Task brief:
Set down all of the data that follows word for word, without the images.

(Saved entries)

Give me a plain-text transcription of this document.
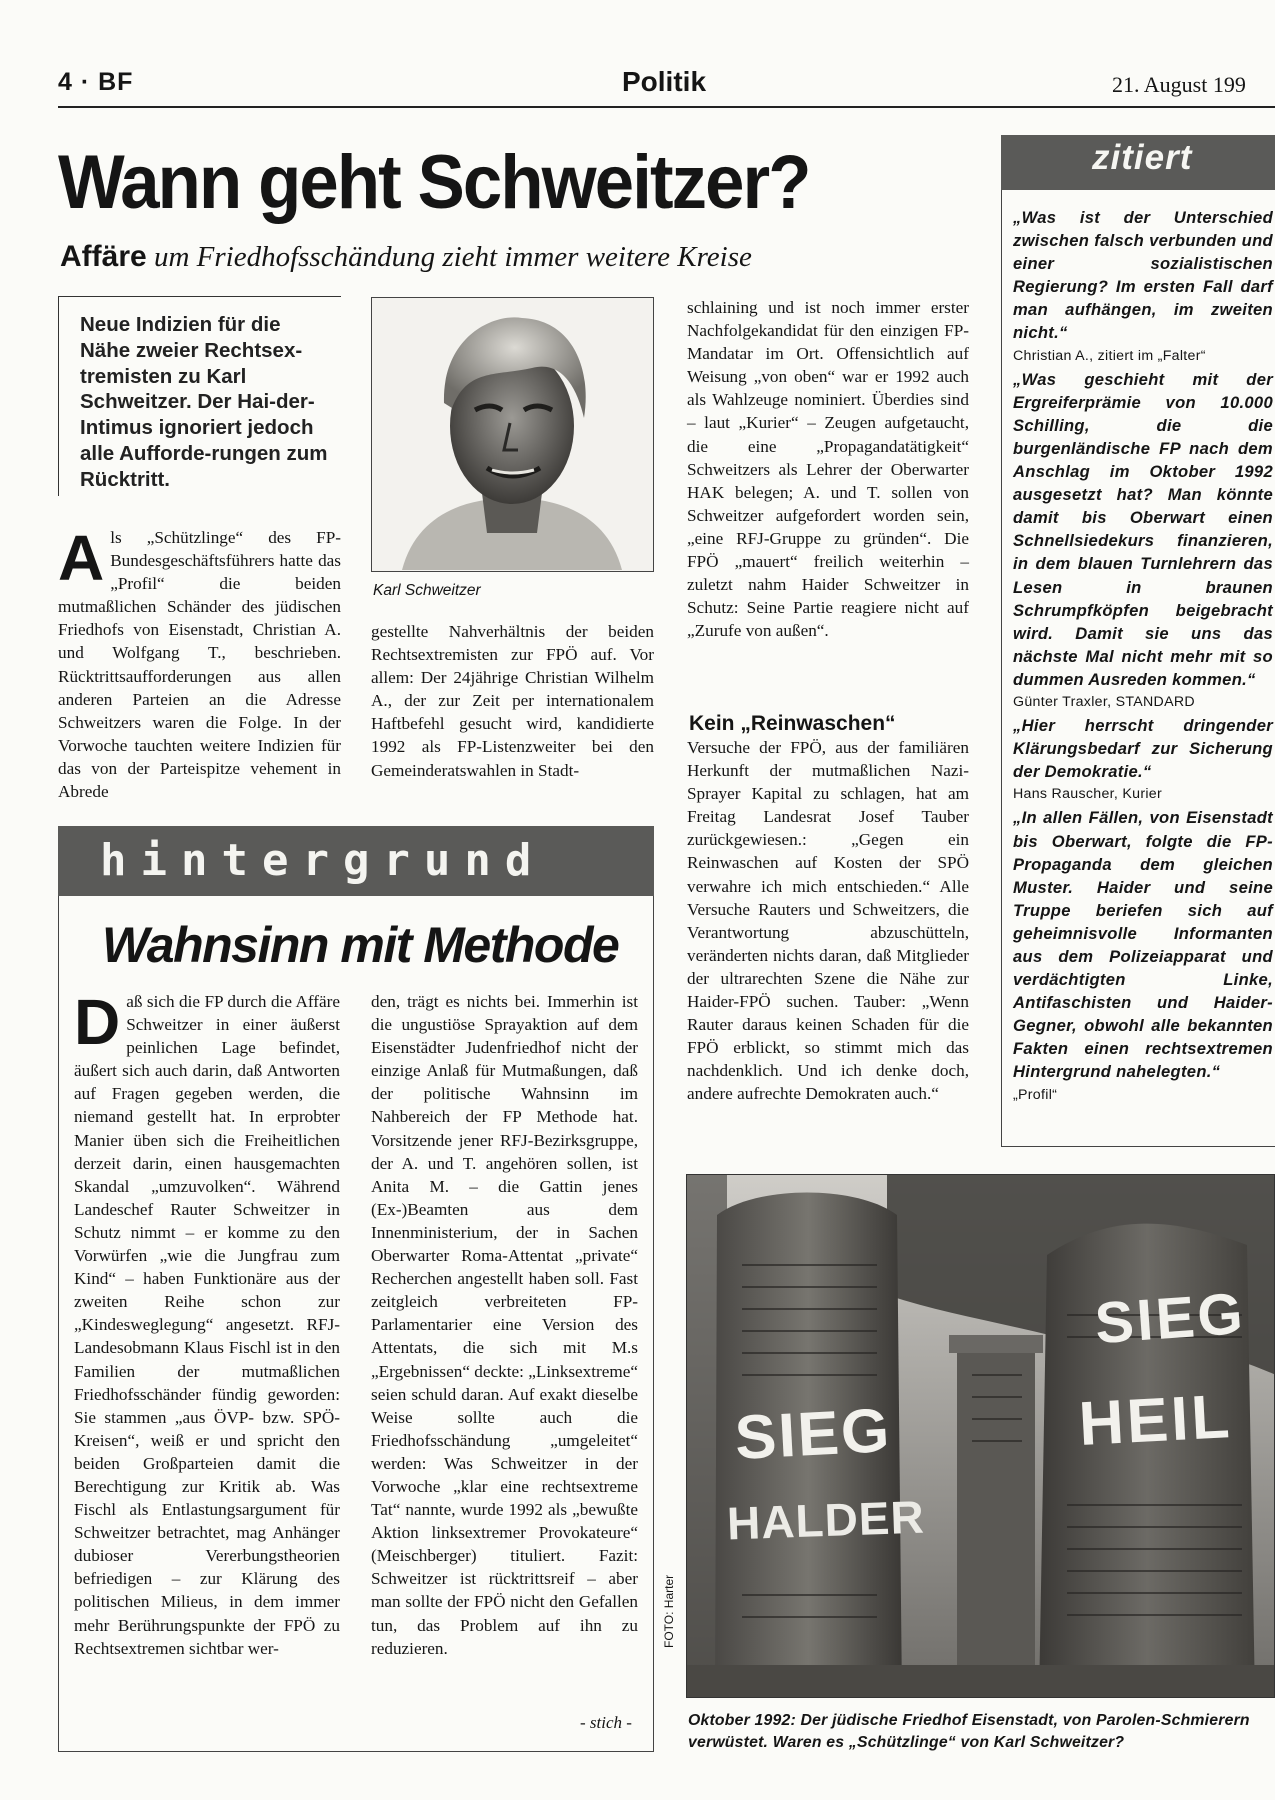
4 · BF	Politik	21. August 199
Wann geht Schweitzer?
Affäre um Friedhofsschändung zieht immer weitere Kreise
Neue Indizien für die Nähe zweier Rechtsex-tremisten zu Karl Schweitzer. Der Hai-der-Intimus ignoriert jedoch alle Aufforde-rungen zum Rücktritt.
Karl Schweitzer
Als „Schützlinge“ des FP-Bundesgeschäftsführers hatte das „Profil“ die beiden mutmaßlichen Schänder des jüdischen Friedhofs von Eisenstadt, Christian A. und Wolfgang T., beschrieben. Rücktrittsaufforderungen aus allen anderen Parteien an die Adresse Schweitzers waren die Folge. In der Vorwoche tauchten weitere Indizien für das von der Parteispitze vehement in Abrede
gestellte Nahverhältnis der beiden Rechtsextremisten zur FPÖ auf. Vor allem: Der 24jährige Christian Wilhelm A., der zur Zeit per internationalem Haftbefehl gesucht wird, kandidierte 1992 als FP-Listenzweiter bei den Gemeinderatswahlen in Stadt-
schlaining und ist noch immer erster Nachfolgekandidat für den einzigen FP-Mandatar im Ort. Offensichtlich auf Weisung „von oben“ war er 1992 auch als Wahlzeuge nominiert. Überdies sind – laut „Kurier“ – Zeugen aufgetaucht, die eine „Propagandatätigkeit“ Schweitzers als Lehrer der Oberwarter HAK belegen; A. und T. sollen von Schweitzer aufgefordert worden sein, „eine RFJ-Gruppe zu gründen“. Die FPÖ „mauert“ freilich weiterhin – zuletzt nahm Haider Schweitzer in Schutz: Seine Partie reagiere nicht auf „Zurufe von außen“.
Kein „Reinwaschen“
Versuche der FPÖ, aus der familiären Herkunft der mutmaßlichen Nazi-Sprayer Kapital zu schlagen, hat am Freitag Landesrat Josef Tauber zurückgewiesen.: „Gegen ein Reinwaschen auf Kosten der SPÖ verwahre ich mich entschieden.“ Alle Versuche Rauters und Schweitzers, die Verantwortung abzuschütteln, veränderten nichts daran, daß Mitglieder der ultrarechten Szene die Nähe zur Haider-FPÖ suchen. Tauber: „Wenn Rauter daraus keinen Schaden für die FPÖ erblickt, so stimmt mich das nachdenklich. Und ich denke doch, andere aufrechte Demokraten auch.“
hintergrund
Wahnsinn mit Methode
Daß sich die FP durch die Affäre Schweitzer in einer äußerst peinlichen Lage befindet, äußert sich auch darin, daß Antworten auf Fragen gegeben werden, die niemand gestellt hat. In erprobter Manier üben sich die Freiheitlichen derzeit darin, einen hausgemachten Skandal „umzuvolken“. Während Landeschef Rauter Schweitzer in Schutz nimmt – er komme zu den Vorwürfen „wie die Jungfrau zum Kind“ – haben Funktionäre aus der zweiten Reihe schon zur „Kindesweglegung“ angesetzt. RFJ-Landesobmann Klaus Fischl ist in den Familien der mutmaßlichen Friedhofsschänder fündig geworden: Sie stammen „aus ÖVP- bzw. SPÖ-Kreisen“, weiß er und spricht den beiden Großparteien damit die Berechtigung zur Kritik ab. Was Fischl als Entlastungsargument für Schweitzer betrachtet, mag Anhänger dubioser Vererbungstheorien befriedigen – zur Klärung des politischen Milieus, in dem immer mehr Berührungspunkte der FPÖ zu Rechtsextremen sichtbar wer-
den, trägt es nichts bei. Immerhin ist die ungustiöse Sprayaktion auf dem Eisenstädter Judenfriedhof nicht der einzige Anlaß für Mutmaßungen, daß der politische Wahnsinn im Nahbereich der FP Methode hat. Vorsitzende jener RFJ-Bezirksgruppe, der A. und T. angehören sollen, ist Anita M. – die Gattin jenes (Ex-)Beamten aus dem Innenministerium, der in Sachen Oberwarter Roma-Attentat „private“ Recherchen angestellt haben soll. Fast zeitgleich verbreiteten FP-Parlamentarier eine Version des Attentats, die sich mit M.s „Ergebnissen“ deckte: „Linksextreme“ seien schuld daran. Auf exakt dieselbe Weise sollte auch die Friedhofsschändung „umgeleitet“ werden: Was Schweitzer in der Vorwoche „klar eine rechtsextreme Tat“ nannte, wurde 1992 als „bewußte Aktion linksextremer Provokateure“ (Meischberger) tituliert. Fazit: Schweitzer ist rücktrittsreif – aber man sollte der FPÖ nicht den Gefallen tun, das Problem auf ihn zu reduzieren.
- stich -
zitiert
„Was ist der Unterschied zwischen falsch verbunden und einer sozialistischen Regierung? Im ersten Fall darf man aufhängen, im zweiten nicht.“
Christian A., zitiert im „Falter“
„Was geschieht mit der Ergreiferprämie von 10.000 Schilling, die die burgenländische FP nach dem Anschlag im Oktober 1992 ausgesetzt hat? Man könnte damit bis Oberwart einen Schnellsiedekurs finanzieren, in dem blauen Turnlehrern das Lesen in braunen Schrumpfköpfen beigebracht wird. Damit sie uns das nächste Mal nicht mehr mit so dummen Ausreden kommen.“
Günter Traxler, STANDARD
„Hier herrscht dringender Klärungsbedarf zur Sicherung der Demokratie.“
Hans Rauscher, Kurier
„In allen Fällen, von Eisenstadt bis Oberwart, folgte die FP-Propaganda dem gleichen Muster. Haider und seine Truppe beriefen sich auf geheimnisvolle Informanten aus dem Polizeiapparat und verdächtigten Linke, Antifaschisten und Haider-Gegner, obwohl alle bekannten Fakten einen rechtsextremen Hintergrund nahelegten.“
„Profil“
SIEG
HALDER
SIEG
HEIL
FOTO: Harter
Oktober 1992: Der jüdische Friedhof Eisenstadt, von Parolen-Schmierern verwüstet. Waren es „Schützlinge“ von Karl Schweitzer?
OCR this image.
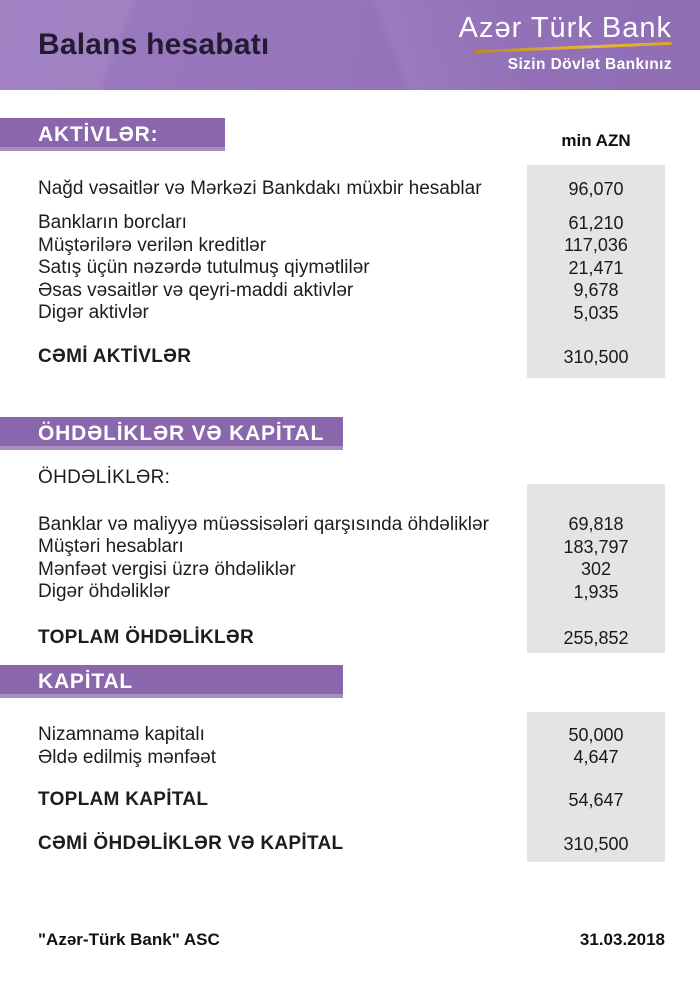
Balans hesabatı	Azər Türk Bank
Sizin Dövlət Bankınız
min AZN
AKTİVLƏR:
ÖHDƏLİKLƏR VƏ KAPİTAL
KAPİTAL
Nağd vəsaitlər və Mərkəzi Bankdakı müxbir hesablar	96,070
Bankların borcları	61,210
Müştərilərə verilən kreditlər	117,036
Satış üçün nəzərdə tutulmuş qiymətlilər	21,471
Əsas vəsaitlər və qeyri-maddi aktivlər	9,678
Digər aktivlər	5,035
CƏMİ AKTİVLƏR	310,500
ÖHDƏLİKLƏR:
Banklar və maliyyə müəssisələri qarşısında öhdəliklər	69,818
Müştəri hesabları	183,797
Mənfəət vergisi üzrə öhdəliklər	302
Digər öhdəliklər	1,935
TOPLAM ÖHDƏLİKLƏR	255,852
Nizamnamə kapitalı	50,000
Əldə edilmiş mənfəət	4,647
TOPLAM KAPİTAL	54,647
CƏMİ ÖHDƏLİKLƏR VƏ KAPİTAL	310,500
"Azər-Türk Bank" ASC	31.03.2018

The completed task:
Give me a plain-text transcription of this document.
4 · BF	Politik	21. August 199
Wann geht Schweitzer?
Affäre um Friedhofsschändung zieht immer weitere Kreise
Neue Indizien für die Nähe zweier Rechtsex-tremisten zu Karl Schweitzer. Der Hai-der-Intimus ignoriert jedoch alle Aufforde-rungen zum Rücktritt.
Karl Schweitzer
Als „Schützlinge“ des FP-Bundesgeschäftsführers hatte das „Profil“ die beiden mutmaßlichen Schänder des jüdischen Friedhofs von Eisenstadt, Christian A. und Wolfgang T., beschrieben. Rücktrittsaufforderungen aus allen anderen Parteien an die Adresse Schweitzers waren die Folge. In der Vorwoche tauchten weitere Indizien für das von der Parteispitze vehement in Abrede
gestellte Nahverhältnis der beiden Rechtsextremisten zur FPÖ auf. Vor allem: Der 24jährige Christian Wilhelm A., der zur Zeit per internationalem Haftbefehl gesucht wird, kandidierte 1992 als FP-Listenzweiter bei den Gemeinderatswahlen in Stadt-
schlaining und ist noch immer erster Nachfolgekandidat für den einzigen FP-Mandatar im Ort. Offensichtlich auf Weisung „von oben“ war er 1992 auch als Wahlzeuge nominiert. Überdies sind – laut „Kurier“ – Zeugen aufgetaucht, die eine „Propagandatätigkeit“ Schweitzers als Lehrer der Oberwarter HAK belegen; A. und T. sollen von Schweitzer aufgefordert worden sein, „eine RFJ-Gruppe zu gründen“. Die FPÖ „mauert“ freilich weiterhin – zuletzt nahm Haider Schweitzer in Schutz: Seine Partie reagiere nicht auf „Zurufe von außen“.
Kein „Reinwaschen“
Versuche der FPÖ, aus der familiären Herkunft der mutmaßlichen Nazi-Sprayer Kapital zu schlagen, hat am Freitag Landesrat Josef Tauber zurückgewiesen.: „Gegen ein Reinwaschen auf Kosten der SPÖ verwahre ich mich entschieden.“ Alle Versuche Rauters und Schweitzers, die Verantwortung abzuschütteln, veränderten nichts daran, daß Mitglieder der ultrarechten Szene die Nähe zur Haider-FPÖ suchen. Tauber: „Wenn Rauter daraus keinen Schaden für die FPÖ erblickt, so stimmt mich das nachdenklich. Und ich denke doch, andere aufrechte Demokraten auch.“
hintergrund
Wahnsinn mit Methode
Daß sich die FP durch die Affäre Schweitzer in einer äußerst peinlichen Lage befindet, äußert sich auch darin, daß Antworten auf Fragen gegeben werden, die niemand gestellt hat. In erprobter Manier üben sich die Freiheitlichen derzeit darin, einen hausgemachten Skandal „umzuvolken“. Während Landeschef Rauter Schweitzer in Schutz nimmt – er komme zu den Vorwürfen „wie die Jungfrau zum Kind“ – haben Funktionäre aus der zweiten Reihe schon zur „Kindesweglegung“ angesetzt. RFJ-Landesobmann Klaus Fischl ist in den Familien der mutmaßlichen Friedhofsschänder fündig geworden: Sie stammen „aus ÖVP- bzw. SPÖ-Kreisen“, weiß er und spricht den beiden Großparteien damit die Berechtigung zur Kritik ab. Was Fischl als Entlastungsargument für Schweitzer betrachtet, mag Anhänger dubioser Vererbungstheorien befriedigen – zur Klärung des politischen Milieus, in dem immer mehr Berührungspunkte der FPÖ zu Rechtsextremen sichtbar wer-
den, trägt es nichts bei. Immerhin ist die ungustiöse Sprayaktion auf dem Eisenstädter Judenfriedhof nicht der einzige Anlaß für Mutmaßungen, daß der politische Wahnsinn im Nahbereich der FP Methode hat. Vorsitzende jener RFJ-Bezirksgruppe, der A. und T. angehören sollen, ist Anita M. – die Gattin jenes (Ex-)Beamten aus dem Innenministerium, der in Sachen Oberwarter Roma-Attentat „private“ Recherchen angestellt haben soll. Fast zeitgleich verbreiteten FP-Parlamentarier eine Version des Attentats, die sich mit M.s „Ergebnissen“ deckte: „Linksextreme“ seien schuld daran. Auf exakt dieselbe Weise sollte auch die Friedhofsschändung „umgeleitet“ werden: Was Schweitzer in der Vorwoche „klar eine rechtsextreme Tat“ nannte, wurde 1992 als „bewußte Aktion linksextremer Provokateure“ (Meischberger) tituliert. Fazit: Schweitzer ist rücktrittsreif – aber man sollte der FPÖ nicht den Gefallen tun, das Problem auf ihn zu reduzieren.
- stich -
zitiert
„Was ist der Unterschied zwischen falsch verbunden und einer sozialistischen Regierung? Im ersten Fall darf man aufhängen, im zweiten nicht.“
Christian A., zitiert im „Falter“
„Was geschieht mit der Ergreiferprämie von 10.000 Schilling, die die burgenländische FP nach dem Anschlag im Oktober 1992 ausgesetzt hat? Man könnte damit bis Oberwart einen Schnellsiedekurs finanzieren, in dem blauen Turnlehrern das Lesen in braunen Schrumpfköpfen beigebracht wird. Damit sie uns das nächste Mal nicht mehr mit so dummen Ausreden kommen.“
Günter Traxler, STANDARD
„Hier herrscht dringender Klärungsbedarf zur Sicherung der Demokratie.“
Hans Rauscher, Kurier
„In allen Fällen, von Eisenstadt bis Oberwart, folgte die FP-Propaganda dem gleichen Muster. Haider und seine Truppe beriefen sich auf geheimnisvolle Informanten aus dem Polizeiapparat und verdächtigten Linke, Antifaschisten und Haider-Gegner, obwohl alle bekannten Fakten einen rechtsextremen Hintergrund nahelegten.“
„Profil“
SIEG
HALDER
SIEG
HEIL
FOTO: Harter
Oktober 1992: Der jüdische Friedhof Eisenstadt, von Parolen-Schmierern verwüstet. Waren es „Schützlinge“ von Karl Schweitzer?
OCR this image.
Balans hesabatı	Azər Türk Bank
Sizin Dövlət Bankınız
min AZN
AKTİVLƏR:
ÖHDƏLİKLƏR VƏ KAPİTAL
KAPİTAL
Nağd vəsaitlər və Mərkəzi Bankdakı müxbir hesablar	96,070
Bankların borcları	61,210
Müştərilərə verilən kreditlər	117,036
Satış üçün nəzərdə tutulmuş qiymətlilər	21,471
Əsas vəsaitlər və qeyri-maddi aktivlər	9,678
Digər aktivlər	5,035
CƏMİ AKTİVLƏR	310,500
ÖHDƏLİKLƏR:
Banklar və maliyyə müəssisələri qarşısında öhdəliklər	69,818
Müştəri hesabları	183,797
Mənfəət vergisi üzrə öhdəliklər	302
Digər öhdəliklər	1,935
TOPLAM ÖHDƏLİKLƏR	255,852
Nizamnamə kapitalı	50,000
Əldə edilmiş mənfəət	4,647
TOPLAM KAPİTAL	54,647
CƏMİ ÖHDƏLİKLƏR VƏ KAPİTAL	310,500
"Azər-Türk Bank" ASC	31.03.2018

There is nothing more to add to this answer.